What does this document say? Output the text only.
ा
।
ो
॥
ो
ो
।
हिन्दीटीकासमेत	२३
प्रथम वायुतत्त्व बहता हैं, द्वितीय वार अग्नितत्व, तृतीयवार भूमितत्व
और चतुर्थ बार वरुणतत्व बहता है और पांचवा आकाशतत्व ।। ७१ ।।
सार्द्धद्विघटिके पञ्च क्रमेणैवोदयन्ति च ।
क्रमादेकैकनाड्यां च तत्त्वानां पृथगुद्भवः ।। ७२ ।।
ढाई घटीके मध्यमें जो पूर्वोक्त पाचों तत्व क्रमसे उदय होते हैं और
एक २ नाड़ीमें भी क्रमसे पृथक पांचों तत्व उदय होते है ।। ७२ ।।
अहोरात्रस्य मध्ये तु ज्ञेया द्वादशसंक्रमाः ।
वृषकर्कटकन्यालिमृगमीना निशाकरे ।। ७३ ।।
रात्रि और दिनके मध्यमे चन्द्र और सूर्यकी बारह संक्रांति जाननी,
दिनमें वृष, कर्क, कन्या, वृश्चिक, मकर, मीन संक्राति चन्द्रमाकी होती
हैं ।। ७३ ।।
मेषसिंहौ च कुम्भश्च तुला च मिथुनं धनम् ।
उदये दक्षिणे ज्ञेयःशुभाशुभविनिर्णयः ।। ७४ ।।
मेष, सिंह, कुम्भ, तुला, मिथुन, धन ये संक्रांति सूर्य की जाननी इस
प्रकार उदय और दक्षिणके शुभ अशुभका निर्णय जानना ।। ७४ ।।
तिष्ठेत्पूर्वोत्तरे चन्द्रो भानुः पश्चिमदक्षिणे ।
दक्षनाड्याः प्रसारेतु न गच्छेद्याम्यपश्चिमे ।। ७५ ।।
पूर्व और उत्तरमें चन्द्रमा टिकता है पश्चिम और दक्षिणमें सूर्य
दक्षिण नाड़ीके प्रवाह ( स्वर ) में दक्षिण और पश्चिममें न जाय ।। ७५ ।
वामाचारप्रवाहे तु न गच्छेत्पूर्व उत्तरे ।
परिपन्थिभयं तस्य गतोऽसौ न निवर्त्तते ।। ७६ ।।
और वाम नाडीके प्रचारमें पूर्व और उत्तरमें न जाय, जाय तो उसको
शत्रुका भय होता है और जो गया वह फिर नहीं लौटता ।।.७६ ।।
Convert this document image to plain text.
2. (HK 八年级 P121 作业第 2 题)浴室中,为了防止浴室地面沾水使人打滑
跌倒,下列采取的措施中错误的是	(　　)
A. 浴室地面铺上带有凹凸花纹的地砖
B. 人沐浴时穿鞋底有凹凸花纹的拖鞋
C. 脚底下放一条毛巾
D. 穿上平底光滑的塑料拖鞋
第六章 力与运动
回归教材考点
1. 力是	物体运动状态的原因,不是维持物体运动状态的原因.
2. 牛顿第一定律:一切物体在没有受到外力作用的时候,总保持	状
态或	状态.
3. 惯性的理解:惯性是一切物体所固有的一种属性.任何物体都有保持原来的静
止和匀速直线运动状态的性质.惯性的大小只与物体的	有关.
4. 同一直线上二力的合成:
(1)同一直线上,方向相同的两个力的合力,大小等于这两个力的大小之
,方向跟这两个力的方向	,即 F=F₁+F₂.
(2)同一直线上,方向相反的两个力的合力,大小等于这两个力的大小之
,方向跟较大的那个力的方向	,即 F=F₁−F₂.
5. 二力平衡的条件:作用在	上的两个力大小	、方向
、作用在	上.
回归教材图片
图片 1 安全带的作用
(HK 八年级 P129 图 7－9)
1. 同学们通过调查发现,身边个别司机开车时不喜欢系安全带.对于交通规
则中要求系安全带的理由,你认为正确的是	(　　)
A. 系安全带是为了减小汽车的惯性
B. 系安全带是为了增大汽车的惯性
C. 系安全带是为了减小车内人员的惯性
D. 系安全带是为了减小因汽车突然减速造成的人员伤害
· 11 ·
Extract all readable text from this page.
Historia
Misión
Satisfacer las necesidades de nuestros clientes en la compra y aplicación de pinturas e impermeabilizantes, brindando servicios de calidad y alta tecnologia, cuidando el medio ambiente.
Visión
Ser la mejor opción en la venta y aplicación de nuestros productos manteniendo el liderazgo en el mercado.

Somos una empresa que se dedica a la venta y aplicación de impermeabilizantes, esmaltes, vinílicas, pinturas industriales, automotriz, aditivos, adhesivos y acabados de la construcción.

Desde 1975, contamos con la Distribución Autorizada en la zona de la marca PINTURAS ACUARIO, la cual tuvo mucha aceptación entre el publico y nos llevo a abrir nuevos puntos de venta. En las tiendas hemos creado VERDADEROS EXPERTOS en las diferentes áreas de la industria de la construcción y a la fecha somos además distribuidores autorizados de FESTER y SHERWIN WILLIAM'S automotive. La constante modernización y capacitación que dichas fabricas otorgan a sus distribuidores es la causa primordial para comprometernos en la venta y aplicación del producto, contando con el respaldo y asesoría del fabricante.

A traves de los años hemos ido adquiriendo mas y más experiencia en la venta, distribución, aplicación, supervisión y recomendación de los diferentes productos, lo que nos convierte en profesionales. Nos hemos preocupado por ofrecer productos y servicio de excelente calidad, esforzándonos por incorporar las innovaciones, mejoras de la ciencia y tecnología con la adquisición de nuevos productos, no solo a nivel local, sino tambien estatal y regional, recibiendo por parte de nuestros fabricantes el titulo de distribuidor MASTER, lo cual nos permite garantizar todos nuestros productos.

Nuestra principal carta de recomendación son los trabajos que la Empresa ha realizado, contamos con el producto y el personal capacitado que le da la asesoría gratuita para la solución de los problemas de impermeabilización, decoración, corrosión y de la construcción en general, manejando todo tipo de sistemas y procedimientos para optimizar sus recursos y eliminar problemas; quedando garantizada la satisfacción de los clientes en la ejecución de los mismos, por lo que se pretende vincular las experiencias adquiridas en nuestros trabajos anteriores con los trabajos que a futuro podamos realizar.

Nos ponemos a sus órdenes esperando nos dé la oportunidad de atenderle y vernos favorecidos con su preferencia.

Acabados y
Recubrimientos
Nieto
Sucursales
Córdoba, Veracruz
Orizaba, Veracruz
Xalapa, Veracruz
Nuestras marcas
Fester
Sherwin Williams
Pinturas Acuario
——————————
### TASK PROMPT
Go through the listing above and pull out each line containing the word "document".

### RESPONSE
What does this document say? Output the text only.
Convert this document image to plain text.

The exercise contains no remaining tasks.